STATED GOAL: Give the data below again, word for word.
━━━━━━━━━━
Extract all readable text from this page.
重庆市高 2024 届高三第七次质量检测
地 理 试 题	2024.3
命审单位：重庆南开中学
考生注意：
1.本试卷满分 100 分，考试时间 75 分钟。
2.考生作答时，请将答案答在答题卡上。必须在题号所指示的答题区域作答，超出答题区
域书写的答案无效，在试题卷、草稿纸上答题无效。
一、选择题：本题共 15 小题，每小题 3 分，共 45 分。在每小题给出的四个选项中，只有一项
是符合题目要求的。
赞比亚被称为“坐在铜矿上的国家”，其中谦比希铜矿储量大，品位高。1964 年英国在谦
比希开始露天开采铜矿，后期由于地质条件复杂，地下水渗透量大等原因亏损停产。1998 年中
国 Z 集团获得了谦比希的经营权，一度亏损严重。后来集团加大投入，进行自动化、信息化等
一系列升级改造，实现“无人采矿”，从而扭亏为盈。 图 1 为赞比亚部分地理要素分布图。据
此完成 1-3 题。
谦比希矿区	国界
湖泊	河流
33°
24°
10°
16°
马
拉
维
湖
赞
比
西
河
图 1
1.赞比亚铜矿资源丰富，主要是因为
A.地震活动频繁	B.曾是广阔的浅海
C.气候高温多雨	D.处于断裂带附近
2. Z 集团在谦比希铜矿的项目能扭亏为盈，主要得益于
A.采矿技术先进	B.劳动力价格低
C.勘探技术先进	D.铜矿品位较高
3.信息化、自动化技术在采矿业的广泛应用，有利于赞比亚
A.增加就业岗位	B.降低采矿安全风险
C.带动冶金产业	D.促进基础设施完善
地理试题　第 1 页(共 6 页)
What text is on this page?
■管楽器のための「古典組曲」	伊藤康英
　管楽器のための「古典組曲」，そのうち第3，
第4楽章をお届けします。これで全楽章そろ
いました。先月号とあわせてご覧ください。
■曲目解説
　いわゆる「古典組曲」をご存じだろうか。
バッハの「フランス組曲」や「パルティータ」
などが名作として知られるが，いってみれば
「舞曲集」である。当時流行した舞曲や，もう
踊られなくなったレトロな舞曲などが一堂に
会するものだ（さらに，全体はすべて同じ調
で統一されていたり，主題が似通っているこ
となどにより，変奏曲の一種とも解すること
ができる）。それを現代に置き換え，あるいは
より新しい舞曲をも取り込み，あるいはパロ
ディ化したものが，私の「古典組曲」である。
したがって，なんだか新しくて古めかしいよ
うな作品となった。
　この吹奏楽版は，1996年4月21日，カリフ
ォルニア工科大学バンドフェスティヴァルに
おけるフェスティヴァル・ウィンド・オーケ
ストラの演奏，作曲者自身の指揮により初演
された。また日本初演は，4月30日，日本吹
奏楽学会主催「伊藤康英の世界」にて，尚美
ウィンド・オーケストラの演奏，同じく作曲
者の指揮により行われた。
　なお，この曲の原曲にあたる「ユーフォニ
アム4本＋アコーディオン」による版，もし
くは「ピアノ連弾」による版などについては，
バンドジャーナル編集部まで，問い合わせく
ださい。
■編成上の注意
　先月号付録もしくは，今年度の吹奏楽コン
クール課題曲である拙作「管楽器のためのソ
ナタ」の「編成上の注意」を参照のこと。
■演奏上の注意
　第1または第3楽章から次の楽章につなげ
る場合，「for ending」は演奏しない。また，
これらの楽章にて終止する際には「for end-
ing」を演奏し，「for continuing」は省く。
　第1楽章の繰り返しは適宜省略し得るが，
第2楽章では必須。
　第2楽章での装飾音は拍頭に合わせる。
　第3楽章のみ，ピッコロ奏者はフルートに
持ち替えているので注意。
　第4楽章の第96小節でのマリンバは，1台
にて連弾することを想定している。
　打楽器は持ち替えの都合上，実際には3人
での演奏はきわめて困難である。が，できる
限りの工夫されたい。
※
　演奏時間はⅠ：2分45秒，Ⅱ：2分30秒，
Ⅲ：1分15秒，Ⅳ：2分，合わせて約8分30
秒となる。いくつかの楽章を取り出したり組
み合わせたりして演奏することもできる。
━━━━━━━━━━
RESULT OF THIS EXERCISE:
Extract all readable text from this page.
重庆市高 2024 届高三第七次质量检测
地 理 试 题	2024.3
命审单位：重庆南开中学
考生注意：
1.本试卷满分 100 分，考试时间 75 分钟。
2.考生作答时，请将答案答在答题卡上。必须在题号所指示的答题区域作答，超出答题区
域书写的答案无效，在试题卷、草稿纸上答题无效。
一、选择题：本题共 15 小题，每小题 3 分，共 45 分。在每小题给出的四个选项中，只有一项
是符合题目要求的。
赞比亚被称为“坐在铜矿上的国家”，其中谦比希铜矿储量大，品位高。1964 年英国在谦
比希开始露天开采铜矿，后期由于地质条件复杂，地下水渗透量大等原因亏损停产。1998 年中
国 Z 集团获得了谦比希的经营权，一度亏损严重。后来集团加大投入，进行自动化、信息化等
一系列升级改造，实现“无人采矿”，从而扭亏为盈。 图 1 为赞比亚部分地理要素分布图。据
此完成 1-3 题。
谦比希矿区	国界
湖泊	河流
33°
24°
10°
16°
马
拉
维
湖
赞
比
西
河
图 1
1.赞比亚铜矿资源丰富，主要是因为
A.地震活动频繁	B.曾是广阔的浅海
C.气候高温多雨	D.处于断裂带附近
2. Z 集团在谦比希铜矿的项目能扭亏为盈，主要得益于
A.采矿技术先进	B.劳动力价格低
C.勘探技术先进	D.铜矿品位较高
3.信息化、自动化技术在采矿业的广泛应用，有利于赞比亚
A.增加就业岗位	B.降低采矿安全风险
C.带动冶金产业	D.促进基础设施完善
地理试题　第 1 页(共 6 页)
What text is on this page?
■管楽器のための「古典組曲」	伊藤康英
　管楽器のための「古典組曲」，そのうち第3，
第4楽章をお届けします。これで全楽章そろ
いました。先月号とあわせてご覧ください。
■曲目解説
　いわゆる「古典組曲」をご存じだろうか。
バッハの「フランス組曲」や「パルティータ」
などが名作として知られるが，いってみれば
「舞曲集」である。当時流行した舞曲や，もう
踊られなくなったレトロな舞曲などが一堂に
会するものだ（さらに，全体はすべて同じ調
で統一されていたり，主題が似通っているこ
となどにより，変奏曲の一種とも解すること
ができる）。それを現代に置き換え，あるいは
より新しい舞曲をも取り込み，あるいはパロ
ディ化したものが，私の「古典組曲」である。
したがって，なんだか新しくて古めかしいよ
うな作品となった。
　この吹奏楽版は，1996年4月21日，カリフ
ォルニア工科大学バンドフェスティヴァルに
おけるフェスティヴァル・ウィンド・オーケ
ストラの演奏，作曲者自身の指揮により初演
された。また日本初演は，4月30日，日本吹
奏楽学会主催「伊藤康英の世界」にて，尚美
ウィンド・オーケストラの演奏，同じく作曲
者の指揮により行われた。
　なお，この曲の原曲にあたる「ユーフォニ
アム4本＋アコーディオン」による版，もし
くは「ピアノ連弾」による版などについては，
バンドジャーナル編集部まで，問い合わせく
ださい。
■編成上の注意
　先月号付録もしくは，今年度の吹奏楽コン
クール課題曲である拙作「管楽器のためのソ
ナタ」の「編成上の注意」を参照のこと。
■演奏上の注意
　第1または第3楽章から次の楽章につなげ
る場合，「for ending」は演奏しない。また，
これらの楽章にて終止する際には「for end-
ing」を演奏し，「for continuing」は省く。
　第1楽章の繰り返しは適宜省略し得るが，
第2楽章では必須。
　第2楽章での装飾音は拍頭に合わせる。
　第3楽章のみ，ピッコロ奏者はフルートに
持ち替えているので注意。
　第4楽章の第96小節でのマリンバは，1台
にて連弾することを想定している。
　打楽器は持ち替えの都合上，実際には3人
での演奏はきわめて困難である。が，できる
限りの工夫されたい。
※
　演奏時間はⅠ：2分45秒，Ⅱ：2分30秒，
Ⅲ：1分15秒，Ⅳ：2分，合わせて約8分30
秒となる。いくつかの楽章を取り出したり組
み合わせたりして演奏することもできる。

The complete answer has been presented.